SHORT PROBLEM> Find each line with the string "days" and report it.

RECORDS TO PROCESS>
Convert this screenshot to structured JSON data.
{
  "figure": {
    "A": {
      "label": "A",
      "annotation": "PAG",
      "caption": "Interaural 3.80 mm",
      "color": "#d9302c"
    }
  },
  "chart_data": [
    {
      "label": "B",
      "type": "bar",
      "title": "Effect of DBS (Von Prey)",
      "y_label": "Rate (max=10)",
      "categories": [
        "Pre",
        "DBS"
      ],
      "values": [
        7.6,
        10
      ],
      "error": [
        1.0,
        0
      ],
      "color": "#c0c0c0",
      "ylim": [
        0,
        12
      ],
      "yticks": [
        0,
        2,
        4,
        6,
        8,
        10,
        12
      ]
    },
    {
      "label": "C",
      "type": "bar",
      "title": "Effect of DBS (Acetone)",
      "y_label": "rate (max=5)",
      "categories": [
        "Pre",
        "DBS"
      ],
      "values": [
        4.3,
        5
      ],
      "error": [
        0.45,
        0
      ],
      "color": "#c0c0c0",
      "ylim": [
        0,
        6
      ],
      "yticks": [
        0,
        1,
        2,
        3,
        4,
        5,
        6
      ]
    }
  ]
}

==

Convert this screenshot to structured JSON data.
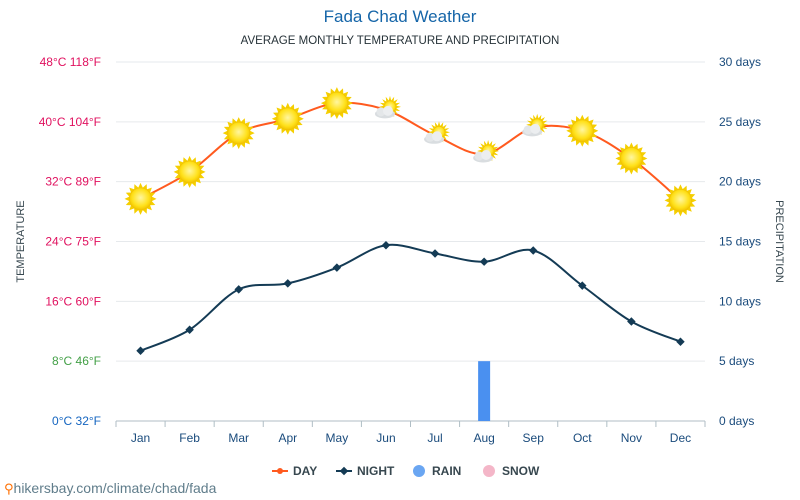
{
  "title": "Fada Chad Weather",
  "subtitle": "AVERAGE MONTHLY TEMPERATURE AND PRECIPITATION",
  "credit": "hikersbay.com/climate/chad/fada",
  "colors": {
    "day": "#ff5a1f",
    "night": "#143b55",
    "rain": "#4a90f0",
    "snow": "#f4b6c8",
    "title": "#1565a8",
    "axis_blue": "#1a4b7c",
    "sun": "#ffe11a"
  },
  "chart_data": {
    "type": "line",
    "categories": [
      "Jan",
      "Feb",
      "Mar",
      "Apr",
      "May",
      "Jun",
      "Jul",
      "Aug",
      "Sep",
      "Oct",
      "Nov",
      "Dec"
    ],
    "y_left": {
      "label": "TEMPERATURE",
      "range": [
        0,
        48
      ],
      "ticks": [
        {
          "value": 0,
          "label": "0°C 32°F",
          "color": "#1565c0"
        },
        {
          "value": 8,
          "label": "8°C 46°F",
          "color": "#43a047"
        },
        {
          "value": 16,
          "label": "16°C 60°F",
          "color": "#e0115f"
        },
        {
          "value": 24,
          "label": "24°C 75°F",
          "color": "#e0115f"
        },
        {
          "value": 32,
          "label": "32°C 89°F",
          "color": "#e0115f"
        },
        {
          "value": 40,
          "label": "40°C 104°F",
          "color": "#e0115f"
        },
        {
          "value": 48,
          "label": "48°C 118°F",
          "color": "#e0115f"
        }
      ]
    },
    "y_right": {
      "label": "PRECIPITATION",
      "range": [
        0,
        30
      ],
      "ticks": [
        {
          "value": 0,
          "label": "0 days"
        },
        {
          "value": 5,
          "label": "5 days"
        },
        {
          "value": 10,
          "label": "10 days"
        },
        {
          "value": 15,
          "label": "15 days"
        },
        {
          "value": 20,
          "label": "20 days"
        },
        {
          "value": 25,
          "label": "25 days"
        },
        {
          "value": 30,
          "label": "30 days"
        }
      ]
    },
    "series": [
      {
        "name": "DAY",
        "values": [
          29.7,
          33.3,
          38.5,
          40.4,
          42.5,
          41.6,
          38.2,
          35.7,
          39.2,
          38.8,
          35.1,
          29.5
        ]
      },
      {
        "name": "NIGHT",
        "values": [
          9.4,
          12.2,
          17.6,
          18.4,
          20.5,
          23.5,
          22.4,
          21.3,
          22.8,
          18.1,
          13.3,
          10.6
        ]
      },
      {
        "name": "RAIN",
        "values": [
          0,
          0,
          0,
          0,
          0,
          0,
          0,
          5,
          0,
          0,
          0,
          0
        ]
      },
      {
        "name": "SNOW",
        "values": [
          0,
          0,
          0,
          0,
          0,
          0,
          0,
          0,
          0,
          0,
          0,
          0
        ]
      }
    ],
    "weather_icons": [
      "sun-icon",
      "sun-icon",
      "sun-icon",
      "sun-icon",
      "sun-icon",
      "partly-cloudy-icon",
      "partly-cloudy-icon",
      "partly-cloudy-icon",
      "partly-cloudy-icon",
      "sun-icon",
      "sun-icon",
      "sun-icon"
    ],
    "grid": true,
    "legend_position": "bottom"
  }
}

ANSWER TO THE PROBLEM>
          "label": "0 days"
          "label": "5 days"
          "label": "10 days"
          "label": "15 days"
          "label": "20 days"
          "label": "25 days"
          "label": "30 days"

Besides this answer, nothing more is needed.